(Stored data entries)
━━━━━━━━━━

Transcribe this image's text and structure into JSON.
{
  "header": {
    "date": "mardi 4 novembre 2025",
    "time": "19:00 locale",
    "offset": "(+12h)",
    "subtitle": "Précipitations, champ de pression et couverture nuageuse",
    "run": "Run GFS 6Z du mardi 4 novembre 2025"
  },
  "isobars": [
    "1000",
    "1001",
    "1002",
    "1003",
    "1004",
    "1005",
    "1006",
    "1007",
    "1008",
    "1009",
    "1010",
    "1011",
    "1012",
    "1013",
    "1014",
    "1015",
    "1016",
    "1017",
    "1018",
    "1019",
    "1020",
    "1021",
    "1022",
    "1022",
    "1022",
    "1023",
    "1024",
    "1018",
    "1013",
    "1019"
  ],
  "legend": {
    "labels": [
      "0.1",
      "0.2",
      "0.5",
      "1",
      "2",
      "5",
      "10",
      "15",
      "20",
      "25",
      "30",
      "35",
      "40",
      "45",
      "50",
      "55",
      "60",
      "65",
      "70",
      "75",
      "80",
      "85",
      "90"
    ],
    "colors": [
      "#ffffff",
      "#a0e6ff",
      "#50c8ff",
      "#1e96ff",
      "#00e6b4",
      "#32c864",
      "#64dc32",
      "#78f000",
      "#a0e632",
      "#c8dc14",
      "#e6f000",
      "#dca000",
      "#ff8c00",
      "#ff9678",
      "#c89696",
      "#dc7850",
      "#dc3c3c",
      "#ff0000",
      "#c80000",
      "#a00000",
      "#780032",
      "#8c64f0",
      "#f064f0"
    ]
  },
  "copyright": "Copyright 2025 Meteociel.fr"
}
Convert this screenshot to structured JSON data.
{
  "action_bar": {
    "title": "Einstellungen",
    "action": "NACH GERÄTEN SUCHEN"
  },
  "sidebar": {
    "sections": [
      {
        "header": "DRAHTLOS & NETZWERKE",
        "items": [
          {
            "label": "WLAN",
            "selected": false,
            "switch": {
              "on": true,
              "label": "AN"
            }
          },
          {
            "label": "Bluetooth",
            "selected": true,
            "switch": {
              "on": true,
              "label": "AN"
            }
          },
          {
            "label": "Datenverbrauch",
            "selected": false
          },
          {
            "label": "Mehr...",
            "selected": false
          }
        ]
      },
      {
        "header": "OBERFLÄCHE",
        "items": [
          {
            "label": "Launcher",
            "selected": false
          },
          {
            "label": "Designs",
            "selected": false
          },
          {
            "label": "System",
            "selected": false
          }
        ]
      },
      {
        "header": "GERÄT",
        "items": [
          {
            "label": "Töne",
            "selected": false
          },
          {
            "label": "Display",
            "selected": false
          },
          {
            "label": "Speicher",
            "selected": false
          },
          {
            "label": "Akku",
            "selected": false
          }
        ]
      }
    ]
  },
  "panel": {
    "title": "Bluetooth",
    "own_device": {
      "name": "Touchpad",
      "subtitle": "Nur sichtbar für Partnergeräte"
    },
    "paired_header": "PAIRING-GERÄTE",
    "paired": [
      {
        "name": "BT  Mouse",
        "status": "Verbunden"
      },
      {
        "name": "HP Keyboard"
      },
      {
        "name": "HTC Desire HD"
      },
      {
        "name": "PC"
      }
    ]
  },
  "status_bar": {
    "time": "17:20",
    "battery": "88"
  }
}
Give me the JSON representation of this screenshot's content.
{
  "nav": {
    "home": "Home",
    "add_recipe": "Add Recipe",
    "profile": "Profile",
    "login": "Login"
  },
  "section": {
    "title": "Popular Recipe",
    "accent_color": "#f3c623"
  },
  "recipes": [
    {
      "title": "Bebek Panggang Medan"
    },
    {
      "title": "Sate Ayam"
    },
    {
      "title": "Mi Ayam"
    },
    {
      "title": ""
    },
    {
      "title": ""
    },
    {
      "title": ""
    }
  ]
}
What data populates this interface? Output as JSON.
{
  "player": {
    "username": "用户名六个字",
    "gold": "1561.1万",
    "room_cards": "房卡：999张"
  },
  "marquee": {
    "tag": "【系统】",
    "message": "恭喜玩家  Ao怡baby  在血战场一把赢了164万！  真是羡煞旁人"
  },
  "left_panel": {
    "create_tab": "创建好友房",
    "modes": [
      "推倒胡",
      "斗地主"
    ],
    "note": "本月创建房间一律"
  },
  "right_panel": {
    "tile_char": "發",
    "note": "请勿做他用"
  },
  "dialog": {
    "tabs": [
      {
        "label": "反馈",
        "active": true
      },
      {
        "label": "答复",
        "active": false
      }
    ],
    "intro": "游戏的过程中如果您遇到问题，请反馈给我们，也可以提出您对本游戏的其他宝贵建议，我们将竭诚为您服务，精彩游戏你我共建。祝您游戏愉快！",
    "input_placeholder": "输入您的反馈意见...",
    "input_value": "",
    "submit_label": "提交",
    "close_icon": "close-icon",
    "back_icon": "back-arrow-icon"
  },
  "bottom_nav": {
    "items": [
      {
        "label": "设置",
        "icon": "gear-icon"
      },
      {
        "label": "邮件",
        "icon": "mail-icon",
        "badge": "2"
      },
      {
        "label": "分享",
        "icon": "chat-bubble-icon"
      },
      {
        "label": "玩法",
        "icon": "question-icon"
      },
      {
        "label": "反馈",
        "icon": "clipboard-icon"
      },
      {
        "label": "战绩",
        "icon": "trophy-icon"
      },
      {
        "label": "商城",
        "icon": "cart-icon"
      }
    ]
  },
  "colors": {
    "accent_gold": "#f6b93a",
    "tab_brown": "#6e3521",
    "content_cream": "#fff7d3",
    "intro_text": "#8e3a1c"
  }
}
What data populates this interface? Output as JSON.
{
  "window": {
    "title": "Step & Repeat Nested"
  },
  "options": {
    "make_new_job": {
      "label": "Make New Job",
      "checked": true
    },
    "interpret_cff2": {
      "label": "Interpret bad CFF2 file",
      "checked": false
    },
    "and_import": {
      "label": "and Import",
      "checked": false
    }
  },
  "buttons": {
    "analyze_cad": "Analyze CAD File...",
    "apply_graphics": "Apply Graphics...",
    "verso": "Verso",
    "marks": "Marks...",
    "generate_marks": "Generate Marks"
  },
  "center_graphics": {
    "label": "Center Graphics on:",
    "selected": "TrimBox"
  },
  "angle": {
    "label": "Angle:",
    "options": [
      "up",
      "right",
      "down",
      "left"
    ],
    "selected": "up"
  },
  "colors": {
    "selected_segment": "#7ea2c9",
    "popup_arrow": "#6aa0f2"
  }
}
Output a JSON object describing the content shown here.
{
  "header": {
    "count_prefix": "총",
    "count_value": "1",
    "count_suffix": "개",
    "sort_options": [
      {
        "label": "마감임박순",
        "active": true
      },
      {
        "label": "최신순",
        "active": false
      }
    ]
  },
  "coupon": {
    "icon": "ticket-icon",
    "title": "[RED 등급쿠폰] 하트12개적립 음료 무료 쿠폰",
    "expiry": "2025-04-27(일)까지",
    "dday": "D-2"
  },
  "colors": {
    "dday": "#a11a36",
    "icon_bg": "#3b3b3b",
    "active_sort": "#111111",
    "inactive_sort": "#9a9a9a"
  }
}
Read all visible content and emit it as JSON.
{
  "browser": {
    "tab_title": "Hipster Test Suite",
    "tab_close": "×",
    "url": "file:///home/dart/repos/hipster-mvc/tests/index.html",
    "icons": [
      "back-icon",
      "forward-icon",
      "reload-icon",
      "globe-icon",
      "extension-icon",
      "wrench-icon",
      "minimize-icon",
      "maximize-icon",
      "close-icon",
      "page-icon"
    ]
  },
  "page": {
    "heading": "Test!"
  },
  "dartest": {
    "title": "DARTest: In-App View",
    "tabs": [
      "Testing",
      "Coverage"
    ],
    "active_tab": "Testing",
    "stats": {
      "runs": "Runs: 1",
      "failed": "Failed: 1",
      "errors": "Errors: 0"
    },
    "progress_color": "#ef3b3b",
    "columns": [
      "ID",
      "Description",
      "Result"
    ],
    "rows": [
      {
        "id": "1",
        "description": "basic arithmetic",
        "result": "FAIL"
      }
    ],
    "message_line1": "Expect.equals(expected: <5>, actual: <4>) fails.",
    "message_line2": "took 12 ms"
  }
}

━━━━━━━━━━

BRIEF: All lines holding the word "Marks" should be picked out and copied.

ANSWER TO THIS TASK:
    "marks": "Marks...",
    "generate_marks": "Generate Marks"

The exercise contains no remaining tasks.